• _Extracted rows_

·····

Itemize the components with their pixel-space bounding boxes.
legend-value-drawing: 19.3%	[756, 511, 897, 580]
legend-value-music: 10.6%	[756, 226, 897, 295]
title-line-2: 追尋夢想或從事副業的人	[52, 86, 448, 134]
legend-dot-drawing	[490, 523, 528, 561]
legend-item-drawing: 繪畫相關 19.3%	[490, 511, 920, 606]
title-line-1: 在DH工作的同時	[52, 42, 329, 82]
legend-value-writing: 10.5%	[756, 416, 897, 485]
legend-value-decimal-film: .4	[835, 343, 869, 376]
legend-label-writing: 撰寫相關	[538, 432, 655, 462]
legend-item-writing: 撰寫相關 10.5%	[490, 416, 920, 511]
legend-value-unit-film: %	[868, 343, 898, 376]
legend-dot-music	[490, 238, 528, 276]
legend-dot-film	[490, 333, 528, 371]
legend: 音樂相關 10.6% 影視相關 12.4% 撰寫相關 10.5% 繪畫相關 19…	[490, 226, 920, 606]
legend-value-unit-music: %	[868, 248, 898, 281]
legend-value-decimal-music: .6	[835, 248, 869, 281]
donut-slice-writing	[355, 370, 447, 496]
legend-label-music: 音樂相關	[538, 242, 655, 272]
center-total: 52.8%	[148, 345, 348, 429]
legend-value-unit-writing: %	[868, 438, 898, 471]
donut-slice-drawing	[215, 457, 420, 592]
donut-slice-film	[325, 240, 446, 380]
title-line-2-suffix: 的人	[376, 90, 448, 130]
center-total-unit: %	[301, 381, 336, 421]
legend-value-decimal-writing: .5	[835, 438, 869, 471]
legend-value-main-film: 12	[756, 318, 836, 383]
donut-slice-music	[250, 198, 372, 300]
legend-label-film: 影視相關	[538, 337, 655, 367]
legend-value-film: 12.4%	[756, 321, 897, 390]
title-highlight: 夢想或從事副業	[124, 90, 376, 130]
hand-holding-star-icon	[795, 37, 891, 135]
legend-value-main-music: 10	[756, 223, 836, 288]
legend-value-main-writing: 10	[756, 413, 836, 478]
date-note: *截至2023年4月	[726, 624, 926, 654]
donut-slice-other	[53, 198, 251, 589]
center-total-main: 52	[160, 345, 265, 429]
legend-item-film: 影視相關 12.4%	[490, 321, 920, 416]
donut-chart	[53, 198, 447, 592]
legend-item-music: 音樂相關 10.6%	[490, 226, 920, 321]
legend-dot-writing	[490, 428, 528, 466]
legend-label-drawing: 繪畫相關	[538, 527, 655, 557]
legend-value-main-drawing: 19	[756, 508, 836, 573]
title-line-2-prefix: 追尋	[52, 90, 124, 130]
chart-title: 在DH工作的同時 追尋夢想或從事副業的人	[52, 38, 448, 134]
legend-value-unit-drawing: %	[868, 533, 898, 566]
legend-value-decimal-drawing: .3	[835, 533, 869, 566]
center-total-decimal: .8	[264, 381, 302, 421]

·····

• _THE REQUEST_
Please write out every row above word for word, with no changes.

• _RESULT OF THE EXERCISE_
Itemize the components with their pixel-space bounding boxes.
legend-value-drawing: 19.3%	[756, 511, 897, 580]
legend-value-music: 10.6%	[756, 226, 897, 295]
title-line-2: 追尋夢想或從事副業的人	[52, 86, 448, 134]
legend-dot-drawing	[490, 523, 528, 561]
legend-item-drawing: 繪畫相關 19.3%	[490, 511, 920, 606]
title-line-1: 在DH工作的同時	[52, 42, 329, 82]
legend-value-writing: 10.5%	[756, 416, 897, 485]
legend-value-decimal-film: .4	[835, 343, 869, 376]
legend-label-writing: 撰寫相關	[538, 432, 655, 462]
legend-item-writing: 撰寫相關 10.5%	[490, 416, 920, 511]
legend-value-unit-film: %	[868, 343, 898, 376]
legend-dot-music	[490, 238, 528, 276]
legend-dot-film	[490, 333, 528, 371]
legend: 音樂相關 10.6% 影視相關 12.4% 撰寫相關 10.5% 繪畫相關 19…	[490, 226, 920, 606]
legend-value-unit-music: %	[868, 248, 898, 281]
legend-value-decimal-music: .6	[835, 248, 869, 281]
donut-slice-writing	[355, 370, 447, 496]
legend-label-music: 音樂相關	[538, 242, 655, 272]
center-total: 52.8%	[148, 345, 348, 429]
legend-value-unit-writing: %	[868, 438, 898, 471]
donut-slice-drawing	[215, 457, 420, 592]
donut-slice-film	[325, 240, 446, 380]
title-line-2-suffix: 的人	[376, 90, 448, 130]
center-total-unit: %	[301, 381, 336, 421]
legend-value-decimal-writing: .5	[835, 438, 869, 471]
legend-value-main-film: 12	[756, 318, 836, 383]
donut-slice-music	[250, 198, 372, 300]
legend-label-film: 影視相關	[538, 337, 655, 367]
legend-value-film: 12.4%	[756, 321, 897, 390]
title-highlight: 夢想或從事副業	[124, 90, 376, 130]
hand-holding-star-icon	[795, 37, 891, 135]
legend-value-main-music: 10	[756, 223, 836, 288]
legend-value-main-writing: 10	[756, 413, 836, 478]
date-note: *截至2023年4月	[726, 624, 926, 654]
donut-slice-other	[53, 198, 251, 589]
center-total-main: 52	[160, 345, 265, 429]
legend-item-film: 影視相關 12.4%	[490, 321, 920, 416]
donut-chart	[53, 198, 447, 592]
legend-item-music: 音樂相關 10.6%	[490, 226, 920, 321]
legend-dot-writing	[490, 428, 528, 466]
legend-label-drawing: 繪畫相關	[538, 527, 655, 557]
legend-value-main-drawing: 19	[756, 508, 836, 573]
title-line-2-prefix: 追尋	[52, 90, 124, 130]
chart-title: 在DH工作的同時 追尋夢想或從事副業的人	[52, 38, 448, 134]
legend-value-unit-drawing: %	[868, 533, 898, 566]
legend-value-decimal-drawing: .3	[835, 533, 869, 566]
center-total-decimal: .8	[264, 381, 302, 421]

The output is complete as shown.